DATA TO USE:
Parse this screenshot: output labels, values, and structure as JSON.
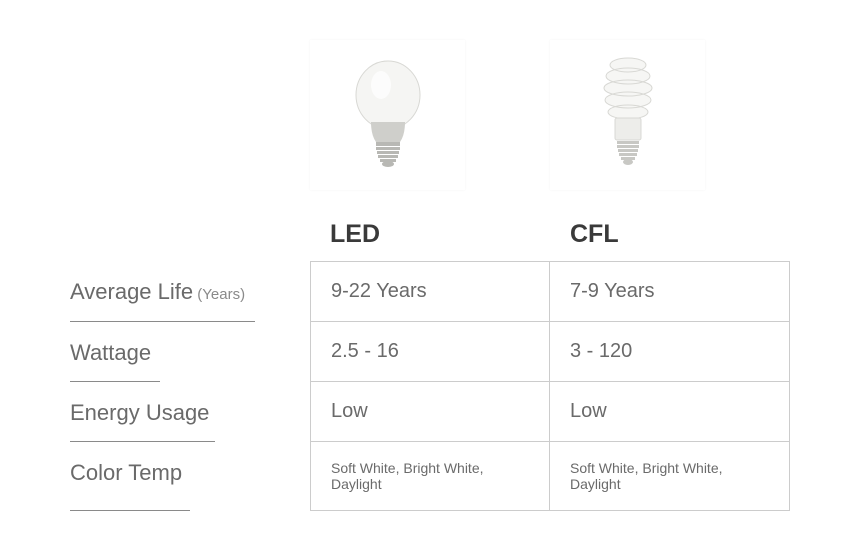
{
  "columns": [
    {
      "key": "led",
      "header": "LED"
    },
    {
      "key": "cfl",
      "header": "CFL"
    }
  ],
  "rows": [
    {
      "label": "Average Life",
      "label_suffix": "(Years)",
      "underline_width": 185,
      "led": "9-22 Years",
      "cfl": "7-9 Years",
      "small": false
    },
    {
      "label": "Wattage",
      "label_suffix": "",
      "underline_width": 90,
      "led": "2.5 - 16",
      "cfl": "3 - 120",
      "small": false
    },
    {
      "label": "Energy Usage",
      "label_suffix": "",
      "underline_width": 145,
      "led": "Low",
      "cfl": "Low",
      "small": false
    },
    {
      "label": "Color Temp",
      "label_suffix": "",
      "underline_width": 120,
      "led": "Soft White, Bright White, Daylight",
      "cfl": "Soft White, Bright White, Daylight",
      "small": true
    }
  ],
  "colors": {
    "background": "#ffffff",
    "text_primary": "#3a3a3a",
    "text_secondary": "#6a6a6a",
    "text_muted": "#8a8a8a",
    "border": "#cccccc",
    "underline": "#8a8a8a"
  },
  "bulbs": {
    "led": {
      "glass_fill": "#f5f5f3",
      "glass_stroke": "#d8d8d4",
      "base_fill": "#cfcfcb",
      "thread_fill": "#b8b8b4"
    },
    "cfl": {
      "spiral_fill": "#f6f6f4",
      "spiral_stroke": "#d8d8d4",
      "base_fill": "#ededea",
      "thread_fill": "#c8c8c4"
    }
  }
}
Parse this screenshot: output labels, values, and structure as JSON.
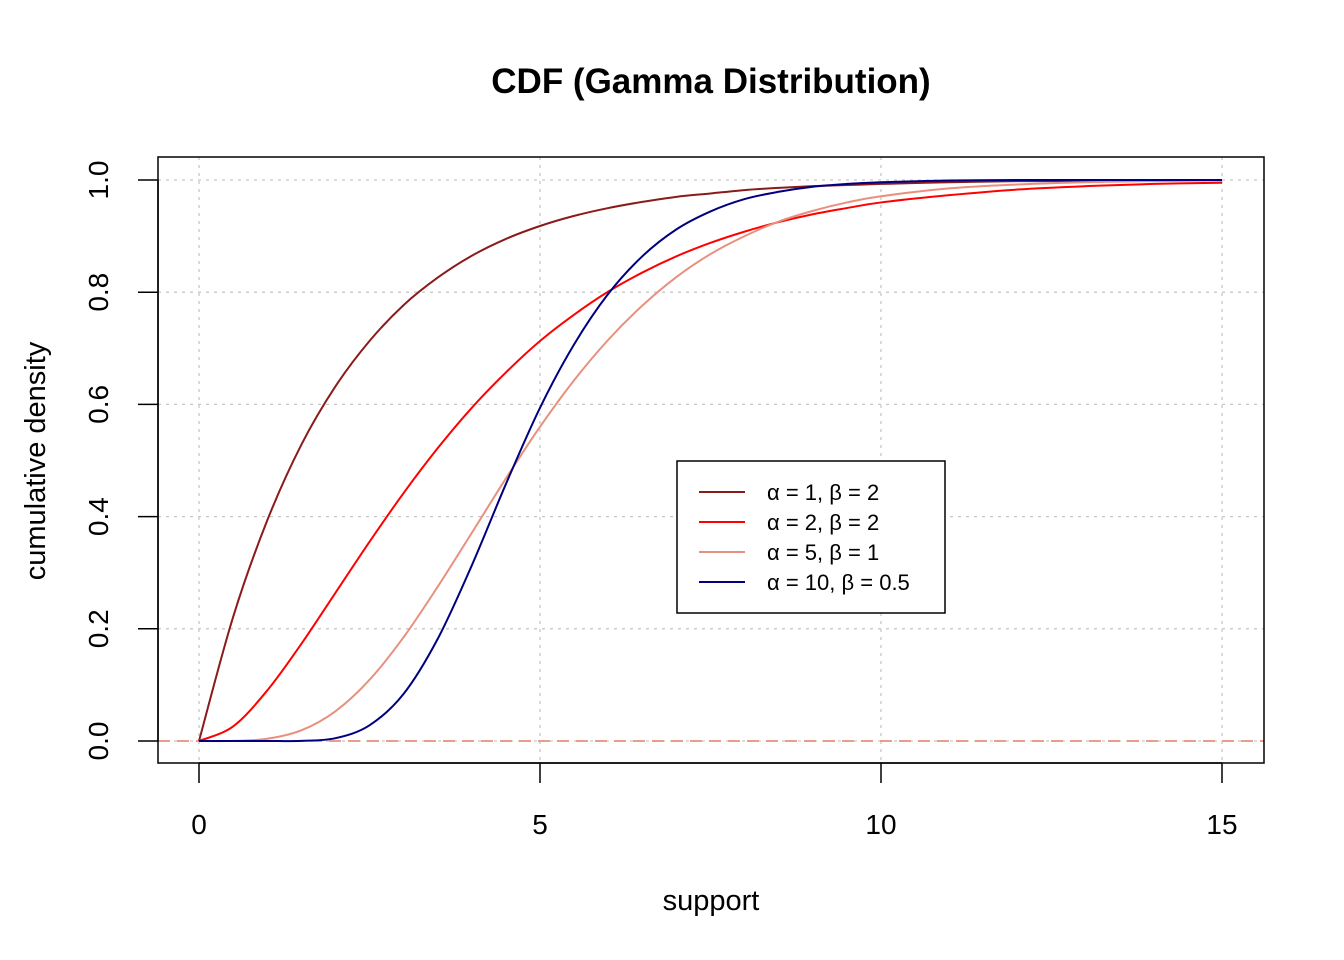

WHAT IS EXPECTED:
Repeat the material above verbatim. Leave the pictures behind.

TASK SOLUTION:
Parse this screenshot: output labels, values, and structure as JSON.
{
  "columns": [
    {
      "key": "led",
      "header": "LED"
    },
    {
      "key": "cfl",
      "header": "CFL"
    }
  ],
  "rows": [
    {
      "label": "Average Life",
      "label_suffix": "(Years)",
      "underline_width": 185,
      "led": "9-22 Years",
      "cfl": "7-9 Years",
      "small": false
    },
    {
      "label": "Wattage",
      "label_suffix": "",
      "underline_width": 90,
      "led": "2.5 - 16",
      "cfl": "3 - 120",
      "small": false
    },
    {
      "label": "Energy Usage",
      "label_suffix": "",
      "underline_width": 145,
      "led": "Low",
      "cfl": "Low",
      "small": false
    },
    {
      "label": "Color Temp",
      "label_suffix": "",
      "underline_width": 120,
      "led": "Soft White, Bright White, Daylight",
      "cfl": "Soft White, Bright White, Daylight",
      "small": true
    }
  ],
  "colors": {
    "background": "#ffffff",
    "text_primary": "#3a3a3a",
    "text_secondary": "#6a6a6a",
    "text_muted": "#8a8a8a",
    "border": "#cccccc",
    "underline": "#8a8a8a"
  },
  "bulbs": {
    "led": {
      "glass_fill": "#f5f5f3",
      "glass_stroke": "#d8d8d4",
      "base_fill": "#cfcfcb",
      "thread_fill": "#b8b8b4"
    },
    "cfl": {
      "spiral_fill": "#f6f6f4",
      "spiral_stroke": "#d8d8d4",
      "base_fill": "#ededea",
      "thread_fill": "#c8c8c4"
    }
  }
}
Parse this screenshot: output labels, values, and structure as JSON.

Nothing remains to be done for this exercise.